INSTRUCTION — Transcribe the records in full, keeping every character as it is.

|---|

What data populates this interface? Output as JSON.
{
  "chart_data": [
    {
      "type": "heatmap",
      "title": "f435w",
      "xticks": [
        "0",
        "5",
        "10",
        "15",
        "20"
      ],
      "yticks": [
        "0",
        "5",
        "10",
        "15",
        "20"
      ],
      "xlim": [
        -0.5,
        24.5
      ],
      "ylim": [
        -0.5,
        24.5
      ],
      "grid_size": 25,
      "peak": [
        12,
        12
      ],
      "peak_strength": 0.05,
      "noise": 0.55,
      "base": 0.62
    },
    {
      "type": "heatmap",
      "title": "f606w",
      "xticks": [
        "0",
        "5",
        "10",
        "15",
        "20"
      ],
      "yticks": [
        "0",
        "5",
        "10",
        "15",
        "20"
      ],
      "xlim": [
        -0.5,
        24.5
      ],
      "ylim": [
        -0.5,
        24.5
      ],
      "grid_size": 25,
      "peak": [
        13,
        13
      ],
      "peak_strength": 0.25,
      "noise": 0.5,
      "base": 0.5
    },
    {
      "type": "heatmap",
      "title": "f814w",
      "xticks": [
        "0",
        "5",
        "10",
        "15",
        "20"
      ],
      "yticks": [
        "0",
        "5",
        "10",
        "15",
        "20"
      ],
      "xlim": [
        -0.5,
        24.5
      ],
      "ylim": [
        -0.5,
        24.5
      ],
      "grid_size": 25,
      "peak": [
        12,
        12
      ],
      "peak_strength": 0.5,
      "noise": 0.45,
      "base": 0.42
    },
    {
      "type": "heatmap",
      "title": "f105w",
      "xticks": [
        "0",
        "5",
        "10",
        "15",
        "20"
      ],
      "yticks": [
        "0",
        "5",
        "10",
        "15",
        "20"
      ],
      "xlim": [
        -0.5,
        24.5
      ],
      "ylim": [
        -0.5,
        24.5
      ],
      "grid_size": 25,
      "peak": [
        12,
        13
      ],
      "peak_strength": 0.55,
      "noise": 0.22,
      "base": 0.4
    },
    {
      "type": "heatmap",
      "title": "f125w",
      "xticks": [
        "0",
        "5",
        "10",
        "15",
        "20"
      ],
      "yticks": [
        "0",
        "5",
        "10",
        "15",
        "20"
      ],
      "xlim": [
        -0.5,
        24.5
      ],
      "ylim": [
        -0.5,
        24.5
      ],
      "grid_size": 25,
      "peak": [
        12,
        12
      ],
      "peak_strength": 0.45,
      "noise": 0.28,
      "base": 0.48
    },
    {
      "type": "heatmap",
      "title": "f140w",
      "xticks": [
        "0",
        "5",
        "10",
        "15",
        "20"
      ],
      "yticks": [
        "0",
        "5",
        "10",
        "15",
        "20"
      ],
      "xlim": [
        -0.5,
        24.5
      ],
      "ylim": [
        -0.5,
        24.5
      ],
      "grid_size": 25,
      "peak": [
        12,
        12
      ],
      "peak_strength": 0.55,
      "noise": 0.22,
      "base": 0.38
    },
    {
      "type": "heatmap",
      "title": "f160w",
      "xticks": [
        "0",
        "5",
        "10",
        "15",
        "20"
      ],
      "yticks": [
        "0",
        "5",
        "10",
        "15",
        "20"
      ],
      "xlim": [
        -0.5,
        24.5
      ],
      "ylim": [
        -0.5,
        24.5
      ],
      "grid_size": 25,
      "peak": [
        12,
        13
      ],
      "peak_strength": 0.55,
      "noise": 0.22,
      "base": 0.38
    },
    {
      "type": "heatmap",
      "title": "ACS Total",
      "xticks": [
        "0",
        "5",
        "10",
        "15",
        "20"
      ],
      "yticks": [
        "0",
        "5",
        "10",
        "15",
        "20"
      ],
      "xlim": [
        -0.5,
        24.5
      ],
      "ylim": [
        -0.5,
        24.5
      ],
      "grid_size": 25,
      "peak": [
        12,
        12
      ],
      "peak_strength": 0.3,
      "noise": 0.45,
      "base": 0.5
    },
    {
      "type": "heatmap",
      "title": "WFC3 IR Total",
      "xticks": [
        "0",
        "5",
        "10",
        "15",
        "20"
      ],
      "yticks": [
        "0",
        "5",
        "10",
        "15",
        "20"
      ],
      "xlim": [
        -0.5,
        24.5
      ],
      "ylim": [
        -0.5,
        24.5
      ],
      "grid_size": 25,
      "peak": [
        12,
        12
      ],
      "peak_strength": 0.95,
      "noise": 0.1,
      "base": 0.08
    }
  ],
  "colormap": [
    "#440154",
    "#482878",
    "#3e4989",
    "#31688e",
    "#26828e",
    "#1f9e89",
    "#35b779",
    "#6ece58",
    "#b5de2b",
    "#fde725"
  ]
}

|---|

RESPONSE TO THE TASK —
What data populates this interface? Output as JSON.
{
  "chart_data": [
    {
      "type": "heatmap",
      "title": "f435w",
      "xticks": [
        "0",
        "5",
        "10",
        "15",
        "20"
      ],
      "yticks": [
        "0",
        "5",
        "10",
        "15",
        "20"
      ],
      "xlim": [
        -0.5,
        24.5
      ],
      "ylim": [
        -0.5,
        24.5
      ],
      "grid_size": 25,
      "peak": [
        12,
        12
      ],
      "peak_strength": 0.05,
      "noise": 0.55,
      "base": 0.62
    },
    {
      "type": "heatmap",
      "title": "f606w",
      "xticks": [
        "0",
        "5",
        "10",
        "15",
        "20"
      ],
      "yticks": [
        "0",
        "5",
        "10",
        "15",
        "20"
      ],
      "xlim": [
        -0.5,
        24.5
      ],
      "ylim": [
        -0.5,
        24.5
      ],
      "grid_size": 25,
      "peak": [
        13,
        13
      ],
      "peak_strength": 0.25,
      "noise": 0.5,
      "base": 0.5
    },
    {
      "type": "heatmap",
      "title": "f814w",
      "xticks": [
        "0",
        "5",
        "10",
        "15",
        "20"
      ],
      "yticks": [
        "0",
        "5",
        "10",
        "15",
        "20"
      ],
      "xlim": [
        -0.5,
        24.5
      ],
      "ylim": [
        -0.5,
        24.5
      ],
      "grid_size": 25,
      "peak": [
        12,
        12
      ],
      "peak_strength": 0.5,
      "noise": 0.45,
      "base": 0.42
    },
    {
      "type": "heatmap",
      "title": "f105w",
      "xticks": [
        "0",
        "5",
        "10",
        "15",
        "20"
      ],
      "yticks": [
        "0",
        "5",
        "10",
        "15",
        "20"
      ],
      "xlim": [
        -0.5,
        24.5
      ],
      "ylim": [
        -0.5,
        24.5
      ],
      "grid_size": 25,
      "peak": [
        12,
        13
      ],
      "peak_strength": 0.55,
      "noise": 0.22,
      "base": 0.4
    },
    {
      "type": "heatmap",
      "title": "f125w",
      "xticks": [
        "0",
        "5",
        "10",
        "15",
        "20"
      ],
      "yticks": [
        "0",
        "5",
        "10",
        "15",
        "20"
      ],
      "xlim": [
        -0.5,
        24.5
      ],
      "ylim": [
        -0.5,
        24.5
      ],
      "grid_size": 25,
      "peak": [
        12,
        12
      ],
      "peak_strength": 0.45,
      "noise": 0.28,
      "base": 0.48
    },
    {
      "type": "heatmap",
      "title": "f140w",
      "xticks": [
        "0",
        "5",
        "10",
        "15",
        "20"
      ],
      "yticks": [
        "0",
        "5",
        "10",
        "15",
        "20"
      ],
      "xlim": [
        -0.5,
        24.5
      ],
      "ylim": [
        -0.5,
        24.5
      ],
      "grid_size": 25,
      "peak": [
        12,
        12
      ],
      "peak_strength": 0.55,
      "noise": 0.22,
      "base": 0.38
    },
    {
      "type": "heatmap",
      "title": "f160w",
      "xticks": [
        "0",
        "5",
        "10",
        "15",
        "20"
      ],
      "yticks": [
        "0",
        "5",
        "10",
        "15",
        "20"
      ],
      "xlim": [
        -0.5,
        24.5
      ],
      "ylim": [
        -0.5,
        24.5
      ],
      "grid_size": 25,
      "peak": [
        12,
        13
      ],
      "peak_strength": 0.55,
      "noise": 0.22,
      "base": 0.38
    },
    {
      "type": "heatmap",
      "title": "ACS Total",
      "xticks": [
        "0",
        "5",
        "10",
        "15",
        "20"
      ],
      "yticks": [
        "0",
        "5",
        "10",
        "15",
        "20"
      ],
      "xlim": [
        -0.5,
        24.5
      ],
      "ylim": [
        -0.5,
        24.5
      ],
      "grid_size": 25,
      "peak": [
        12,
        12
      ],
      "peak_strength": 0.3,
      "noise": 0.45,
      "base": 0.5
    },
    {
      "type": "heatmap",
      "title": "WFC3 IR Total",
      "xticks": [
        "0",
        "5",
        "10",
        "15",
        "20"
      ],
      "yticks": [
        "0",
        "5",
        "10",
        "15",
        "20"
      ],
      "xlim": [
        -0.5,
        24.5
      ],
      "ylim": [
        -0.5,
        24.5
      ],
      "grid_size": 25,
      "peak": [
        12,
        12
      ],
      "peak_strength": 0.95,
      "noise": 0.1,
      "base": 0.08
    }
  ],
  "colormap": [
    "#440154",
    "#482878",
    "#3e4989",
    "#31688e",
    "#26828e",
    "#1f9e89",
    "#35b779",
    "#6ece58",
    "#b5de2b",
    "#fde725"
  ]
}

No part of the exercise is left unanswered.